Stored data entries:
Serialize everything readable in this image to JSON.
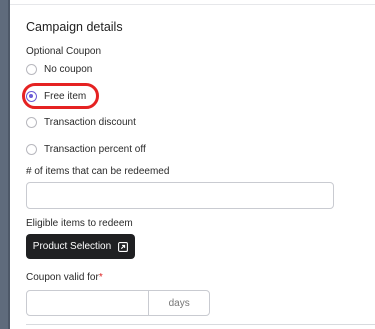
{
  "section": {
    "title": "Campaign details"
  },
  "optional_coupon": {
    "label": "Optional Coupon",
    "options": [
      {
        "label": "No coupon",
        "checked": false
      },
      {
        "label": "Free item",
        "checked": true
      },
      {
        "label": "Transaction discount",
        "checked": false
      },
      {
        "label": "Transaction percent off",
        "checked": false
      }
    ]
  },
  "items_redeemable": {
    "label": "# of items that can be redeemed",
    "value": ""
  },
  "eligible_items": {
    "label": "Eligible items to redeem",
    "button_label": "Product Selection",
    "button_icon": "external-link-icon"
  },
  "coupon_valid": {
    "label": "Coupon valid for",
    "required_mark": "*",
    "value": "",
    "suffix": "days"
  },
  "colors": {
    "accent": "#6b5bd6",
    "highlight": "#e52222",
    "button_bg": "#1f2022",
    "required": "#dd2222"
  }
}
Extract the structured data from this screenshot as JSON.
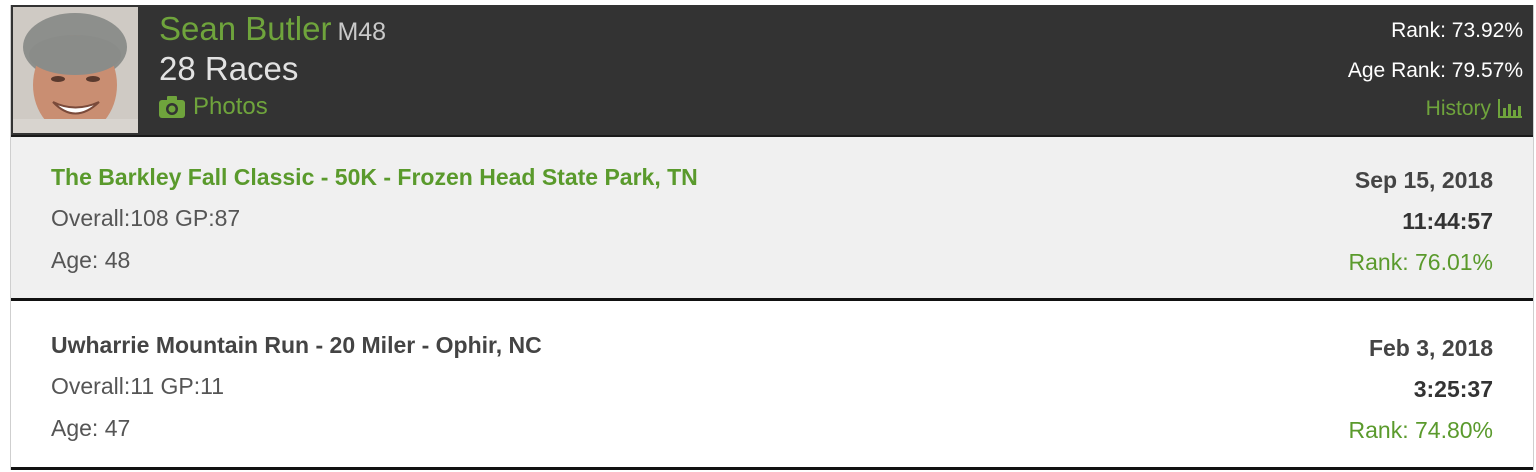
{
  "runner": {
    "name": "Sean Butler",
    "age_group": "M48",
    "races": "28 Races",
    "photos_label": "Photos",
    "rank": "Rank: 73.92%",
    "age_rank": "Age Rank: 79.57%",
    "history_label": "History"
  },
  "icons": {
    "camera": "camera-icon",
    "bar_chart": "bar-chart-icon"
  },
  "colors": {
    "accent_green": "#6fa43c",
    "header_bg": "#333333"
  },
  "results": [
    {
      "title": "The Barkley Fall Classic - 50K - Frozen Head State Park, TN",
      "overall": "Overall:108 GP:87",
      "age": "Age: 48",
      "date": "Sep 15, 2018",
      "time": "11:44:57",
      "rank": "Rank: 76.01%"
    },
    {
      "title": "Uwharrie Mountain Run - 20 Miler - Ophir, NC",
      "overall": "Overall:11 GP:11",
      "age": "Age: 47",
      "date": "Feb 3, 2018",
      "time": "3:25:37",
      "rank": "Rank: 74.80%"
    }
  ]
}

---

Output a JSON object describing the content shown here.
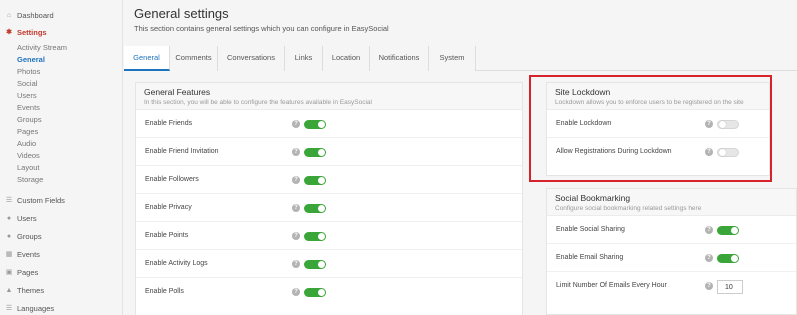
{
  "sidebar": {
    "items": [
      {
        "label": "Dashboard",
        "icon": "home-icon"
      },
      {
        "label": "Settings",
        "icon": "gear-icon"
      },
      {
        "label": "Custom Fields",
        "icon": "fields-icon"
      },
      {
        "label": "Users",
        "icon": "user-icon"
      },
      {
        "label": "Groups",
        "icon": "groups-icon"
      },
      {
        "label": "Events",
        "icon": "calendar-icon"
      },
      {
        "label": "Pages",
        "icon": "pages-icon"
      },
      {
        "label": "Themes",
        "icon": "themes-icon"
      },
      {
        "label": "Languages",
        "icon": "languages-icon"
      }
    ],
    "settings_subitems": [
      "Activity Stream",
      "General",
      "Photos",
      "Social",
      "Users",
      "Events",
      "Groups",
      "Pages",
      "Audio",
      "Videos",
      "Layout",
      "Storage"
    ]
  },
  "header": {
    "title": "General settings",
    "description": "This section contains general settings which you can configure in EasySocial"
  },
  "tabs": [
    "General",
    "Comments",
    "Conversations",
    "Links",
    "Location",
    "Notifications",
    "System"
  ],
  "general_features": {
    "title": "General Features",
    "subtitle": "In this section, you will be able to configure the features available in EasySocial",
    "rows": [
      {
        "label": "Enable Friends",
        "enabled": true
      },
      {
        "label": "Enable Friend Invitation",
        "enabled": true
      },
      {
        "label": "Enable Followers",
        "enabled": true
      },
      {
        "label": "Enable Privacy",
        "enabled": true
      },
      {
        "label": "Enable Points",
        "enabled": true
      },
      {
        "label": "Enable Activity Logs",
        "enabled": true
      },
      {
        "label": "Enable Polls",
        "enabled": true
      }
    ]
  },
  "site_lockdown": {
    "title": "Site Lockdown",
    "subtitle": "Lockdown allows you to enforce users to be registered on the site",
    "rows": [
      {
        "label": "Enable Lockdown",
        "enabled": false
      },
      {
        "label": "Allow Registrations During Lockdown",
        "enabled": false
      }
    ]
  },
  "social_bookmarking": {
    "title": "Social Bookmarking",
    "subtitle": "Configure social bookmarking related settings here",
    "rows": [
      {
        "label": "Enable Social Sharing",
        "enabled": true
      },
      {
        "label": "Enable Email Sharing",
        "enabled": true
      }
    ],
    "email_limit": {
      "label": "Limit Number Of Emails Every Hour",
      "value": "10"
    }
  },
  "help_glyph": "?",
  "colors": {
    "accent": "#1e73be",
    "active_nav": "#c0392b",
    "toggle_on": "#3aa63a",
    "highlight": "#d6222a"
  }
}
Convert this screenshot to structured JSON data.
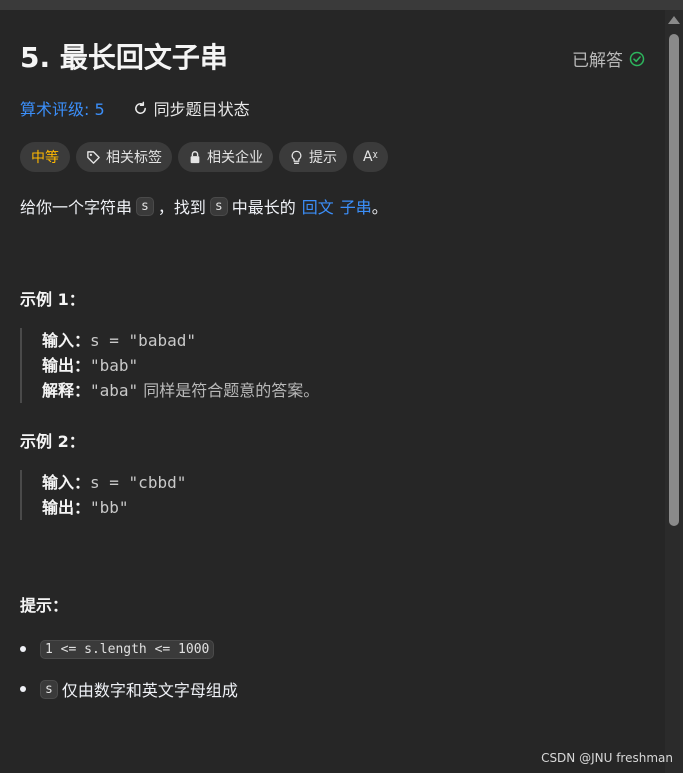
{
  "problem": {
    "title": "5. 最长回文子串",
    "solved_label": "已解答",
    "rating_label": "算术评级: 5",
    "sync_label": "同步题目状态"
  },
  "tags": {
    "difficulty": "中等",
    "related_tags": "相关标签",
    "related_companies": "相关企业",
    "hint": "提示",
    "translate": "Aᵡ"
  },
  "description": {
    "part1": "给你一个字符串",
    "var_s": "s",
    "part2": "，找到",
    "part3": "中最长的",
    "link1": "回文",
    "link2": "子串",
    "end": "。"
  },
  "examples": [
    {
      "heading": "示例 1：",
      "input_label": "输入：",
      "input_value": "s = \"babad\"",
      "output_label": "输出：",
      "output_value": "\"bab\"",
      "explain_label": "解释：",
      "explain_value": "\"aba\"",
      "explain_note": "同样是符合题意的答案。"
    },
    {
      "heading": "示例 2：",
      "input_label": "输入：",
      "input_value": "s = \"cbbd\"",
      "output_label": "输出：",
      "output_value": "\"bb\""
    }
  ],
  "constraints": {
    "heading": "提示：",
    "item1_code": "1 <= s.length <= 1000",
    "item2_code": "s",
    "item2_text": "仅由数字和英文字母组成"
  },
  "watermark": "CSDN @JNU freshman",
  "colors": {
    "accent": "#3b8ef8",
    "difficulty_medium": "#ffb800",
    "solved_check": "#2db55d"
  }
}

● What you need to do
Identify how many lines in the entries above contain the word "here" and provide only that figure.

● Solution to this task
2